Figure contents as structured data
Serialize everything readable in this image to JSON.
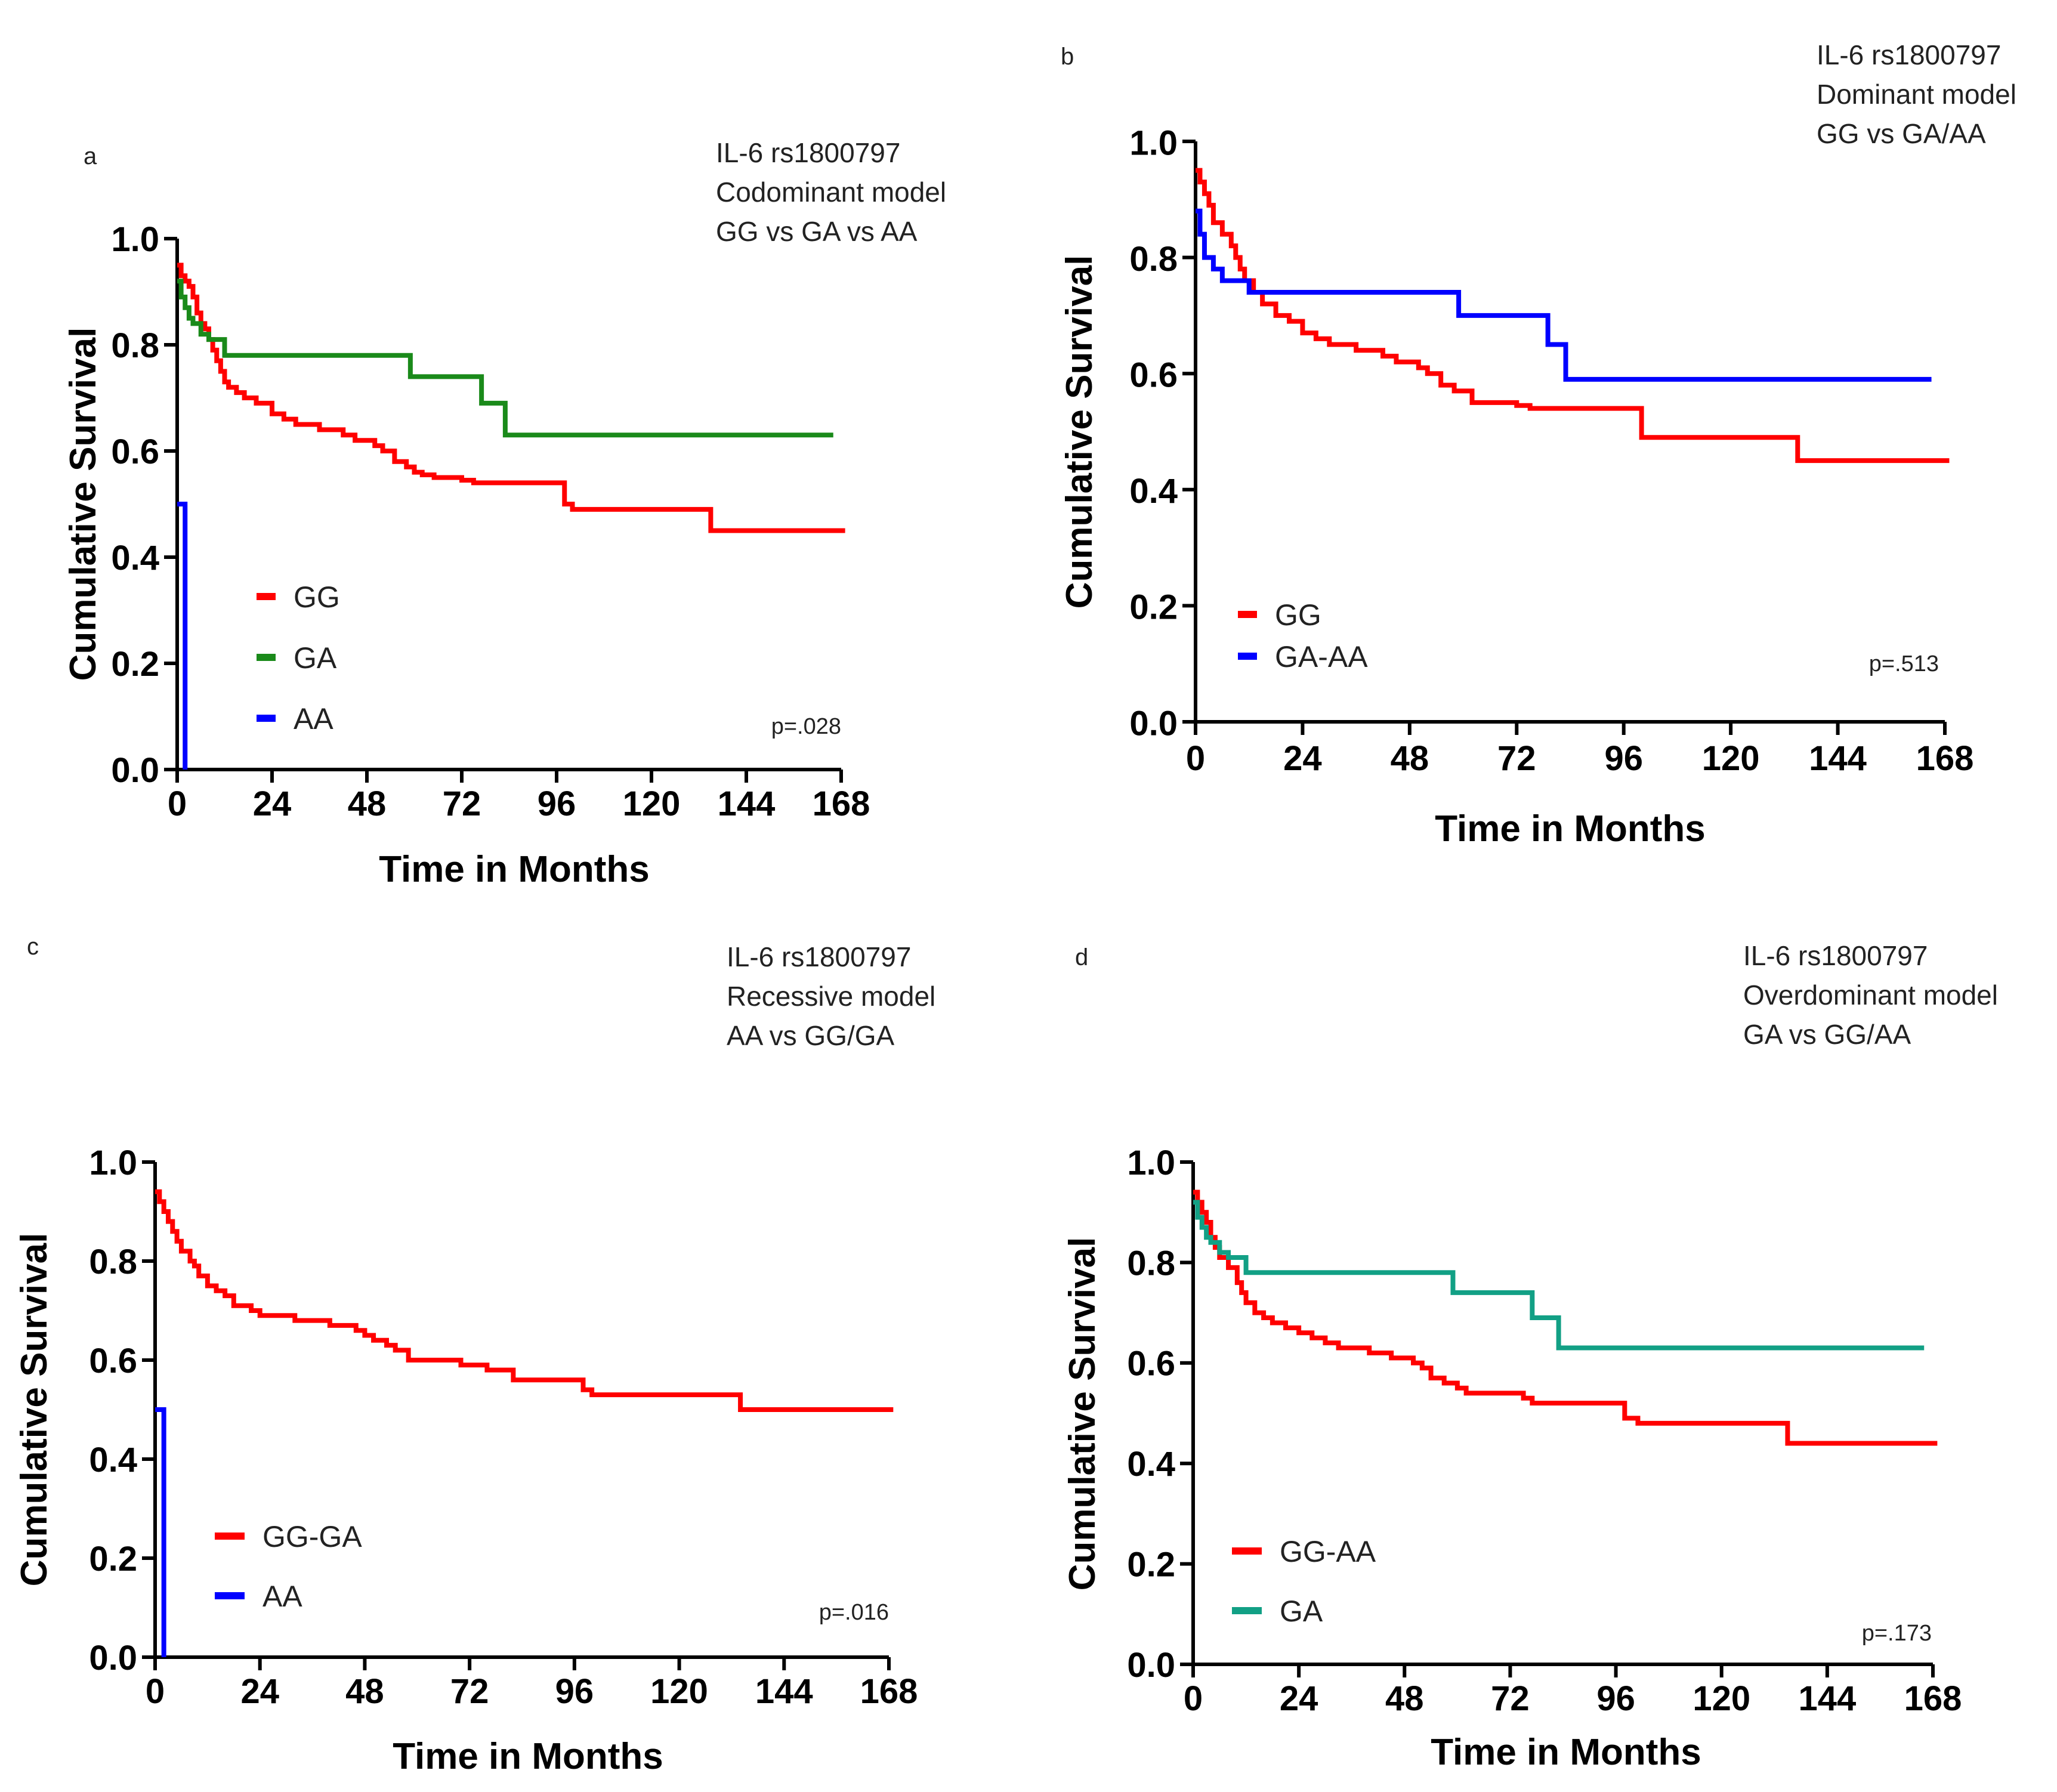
{
  "chart_data": [
    {
      "type": "line",
      "panel": "a",
      "annotation": [
        "IL-6 rs1800797",
        "Codominant model",
        "GG vs GA vs AA"
      ],
      "xlabel": "Time in Months",
      "ylabel": "Cumulative Survival",
      "xticks": [
        "0",
        "24",
        "48",
        "72",
        "96",
        "120",
        "144",
        "168"
      ],
      "yticks": [
        "0.0",
        "0.2",
        "0.4",
        "0.6",
        "0.8",
        "1.0"
      ],
      "xlim": [
        0,
        168
      ],
      "ylim": [
        0,
        1
      ],
      "pvalue": "p=.028",
      "series": [
        {
          "name": "GG",
          "color": "#ff0000",
          "steps": [
            [
              0,
              0.95
            ],
            [
              1,
              0.93
            ],
            [
              2,
              0.92
            ],
            [
              3,
              0.91
            ],
            [
              4,
              0.89
            ],
            [
              5,
              0.86
            ],
            [
              6,
              0.84
            ],
            [
              7,
              0.83
            ],
            [
              8,
              0.81
            ],
            [
              9,
              0.79
            ],
            [
              10,
              0.77
            ],
            [
              11,
              0.75
            ],
            [
              12,
              0.73
            ],
            [
              13,
              0.72
            ],
            [
              15,
              0.71
            ],
            [
              17,
              0.7
            ],
            [
              20,
              0.69
            ],
            [
              24,
              0.67
            ],
            [
              27,
              0.66
            ],
            [
              30,
              0.65
            ],
            [
              36,
              0.64
            ],
            [
              42,
              0.63
            ],
            [
              45,
              0.62
            ],
            [
              50,
              0.61
            ],
            [
              52,
              0.6
            ],
            [
              55,
              0.58
            ],
            [
              58,
              0.57
            ],
            [
              60,
              0.56
            ],
            [
              62,
              0.555
            ],
            [
              65,
              0.55
            ],
            [
              72,
              0.545
            ],
            [
              75,
              0.54
            ],
            [
              98,
              0.5
            ],
            [
              100,
              0.49
            ],
            [
              135,
              0.45
            ],
            [
              169,
              0.45
            ]
          ]
        },
        {
          "name": "GA",
          "color": "#1a8a1a",
          "steps": [
            [
              0,
              0.92
            ],
            [
              1,
              0.89
            ],
            [
              2,
              0.87
            ],
            [
              3,
              0.85
            ],
            [
              4,
              0.84
            ],
            [
              6,
              0.82
            ],
            [
              8,
              0.81
            ],
            [
              12,
              0.78
            ],
            [
              59,
              0.74
            ],
            [
              77,
              0.69
            ],
            [
              83,
              0.63
            ],
            [
              166,
              0.63
            ]
          ]
        },
        {
          "name": "AA",
          "color": "#0000ff",
          "steps": [
            [
              0,
              0.5
            ],
            [
              2,
              0.0
            ]
          ]
        }
      ]
    },
    {
      "type": "line",
      "panel": "b",
      "annotation": [
        "IL-6 rs1800797",
        "Dominant model",
        "GG vs GA/AA"
      ],
      "xlabel": "Time in Months",
      "ylabel": "Cumulative Survival",
      "xticks": [
        "0",
        "24",
        "48",
        "72",
        "96",
        "120",
        "144",
        "168"
      ],
      "yticks": [
        "0.0",
        "0.2",
        "0.4",
        "0.6",
        "0.8",
        "1.0"
      ],
      "xlim": [
        0,
        168
      ],
      "ylim": [
        0,
        1
      ],
      "pvalue": "p=.513",
      "series": [
        {
          "name": "GG",
          "color": "#ff0000",
          "steps": [
            [
              0,
              0.95
            ],
            [
              1,
              0.93
            ],
            [
              2,
              0.91
            ],
            [
              3,
              0.89
            ],
            [
              4,
              0.86
            ],
            [
              6,
              0.84
            ],
            [
              8,
              0.82
            ],
            [
              9,
              0.8
            ],
            [
              10,
              0.78
            ],
            [
              11,
              0.76
            ],
            [
              13,
              0.74
            ],
            [
              15,
              0.72
            ],
            [
              18,
              0.7
            ],
            [
              21,
              0.69
            ],
            [
              24,
              0.67
            ],
            [
              27,
              0.66
            ],
            [
              30,
              0.65
            ],
            [
              36,
              0.64
            ],
            [
              42,
              0.63
            ],
            [
              45,
              0.62
            ],
            [
              50,
              0.61
            ],
            [
              52,
              0.6
            ],
            [
              55,
              0.58
            ],
            [
              58,
              0.57
            ],
            [
              62,
              0.55
            ],
            [
              72,
              0.545
            ],
            [
              75,
              0.54
            ],
            [
              100,
              0.49
            ],
            [
              135,
              0.45
            ],
            [
              169,
              0.45
            ]
          ]
        },
        {
          "name": "GA-AA",
          "color": "#0000ff",
          "steps": [
            [
              0,
              0.88
            ],
            [
              1,
              0.84
            ],
            [
              2,
              0.8
            ],
            [
              4,
              0.78
            ],
            [
              6,
              0.76
            ],
            [
              12,
              0.74
            ],
            [
              59,
              0.7
            ],
            [
              79,
              0.65
            ],
            [
              83,
              0.59
            ],
            [
              165,
              0.59
            ]
          ]
        }
      ]
    },
    {
      "type": "line",
      "panel": "c",
      "annotation": [
        "IL-6 rs1800797",
        "Recessive model",
        "AA vs GG/GA"
      ],
      "xlabel": "Time in Months",
      "ylabel": "Cumulative Survival",
      "xticks": [
        "0",
        "24",
        "48",
        "72",
        "96",
        "120",
        "144",
        "168"
      ],
      "yticks": [
        "0.0",
        "0.2",
        "0.4",
        "0.6",
        "0.8",
        "1.0"
      ],
      "xlim": [
        0,
        168
      ],
      "ylim": [
        0,
        1
      ],
      "pvalue": "p=.016",
      "series": [
        {
          "name": "GG-GA",
          "color": "#ff0000",
          "steps": [
            [
              0,
              0.94
            ],
            [
              1,
              0.92
            ],
            [
              2,
              0.9
            ],
            [
              3,
              0.88
            ],
            [
              4,
              0.86
            ],
            [
              5,
              0.84
            ],
            [
              6,
              0.82
            ],
            [
              8,
              0.8
            ],
            [
              9,
              0.79
            ],
            [
              10,
              0.77
            ],
            [
              12,
              0.75
            ],
            [
              14,
              0.74
            ],
            [
              16,
              0.73
            ],
            [
              18,
              0.71
            ],
            [
              22,
              0.7
            ],
            [
              24,
              0.69
            ],
            [
              32,
              0.68
            ],
            [
              40,
              0.67
            ],
            [
              46,
              0.66
            ],
            [
              48,
              0.65
            ],
            [
              50,
              0.64
            ],
            [
              53,
              0.63
            ],
            [
              55,
              0.62
            ],
            [
              58,
              0.6
            ],
            [
              70,
              0.59
            ],
            [
              76,
              0.58
            ],
            [
              82,
              0.56
            ],
            [
              98,
              0.54
            ],
            [
              100,
              0.53
            ],
            [
              134,
              0.5
            ],
            [
              169,
              0.5
            ]
          ]
        },
        {
          "name": "AA",
          "color": "#0000ff",
          "steps": [
            [
              0,
              0.5
            ],
            [
              2,
              0.0
            ]
          ]
        }
      ]
    },
    {
      "type": "line",
      "panel": "d",
      "annotation": [
        "IL-6 rs1800797",
        "Overdominant model",
        "GA vs GG/AA"
      ],
      "xlabel": "Time in Months",
      "ylabel": "Cumulative Survival",
      "xticks": [
        "0",
        "24",
        "48",
        "72",
        "96",
        "120",
        "144",
        "168"
      ],
      "yticks": [
        "0.0",
        "0.2",
        "0.4",
        "0.6",
        "0.8",
        "1.0"
      ],
      "xlim": [
        0,
        168
      ],
      "ylim": [
        0,
        1
      ],
      "pvalue": "p=.173",
      "series": [
        {
          "name": "GG-AA",
          "color": "#ff0000",
          "steps": [
            [
              0,
              0.94
            ],
            [
              1,
              0.92
            ],
            [
              2,
              0.9
            ],
            [
              3,
              0.88
            ],
            [
              4,
              0.85
            ],
            [
              5,
              0.83
            ],
            [
              6,
              0.81
            ],
            [
              8,
              0.79
            ],
            [
              10,
              0.76
            ],
            [
              11,
              0.74
            ],
            [
              12,
              0.72
            ],
            [
              14,
              0.7
            ],
            [
              16,
              0.69
            ],
            [
              18,
              0.68
            ],
            [
              21,
              0.67
            ],
            [
              24,
              0.66
            ],
            [
              27,
              0.65
            ],
            [
              30,
              0.64
            ],
            [
              33,
              0.63
            ],
            [
              40,
              0.62
            ],
            [
              45,
              0.61
            ],
            [
              50,
              0.6
            ],
            [
              52,
              0.59
            ],
            [
              54,
              0.57
            ],
            [
              57,
              0.56
            ],
            [
              60,
              0.55
            ],
            [
              62,
              0.54
            ],
            [
              75,
              0.53
            ],
            [
              77,
              0.52
            ],
            [
              98,
              0.49
            ],
            [
              101,
              0.48
            ],
            [
              135,
              0.44
            ],
            [
              169,
              0.44
            ]
          ]
        },
        {
          "name": "GA",
          "color": "#12a085",
          "steps": [
            [
              0,
              0.92
            ],
            [
              1,
              0.89
            ],
            [
              2,
              0.87
            ],
            [
              3,
              0.85
            ],
            [
              4,
              0.84
            ],
            [
              6,
              0.82
            ],
            [
              8,
              0.81
            ],
            [
              12,
              0.78
            ],
            [
              59,
              0.74
            ],
            [
              77,
              0.69
            ],
            [
              83,
              0.63
            ],
            [
              166,
              0.63
            ]
          ]
        }
      ]
    }
  ]
}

- GOAL OF THE EXERCISE:
Copy in full each line that holds the word "pvalue".

- EXERCISE OUTPUT:
      "pvalue": "p=.028",
      "pvalue": "p=.513",
      "pvalue": "p=.016",
      "pvalue": "p=.173",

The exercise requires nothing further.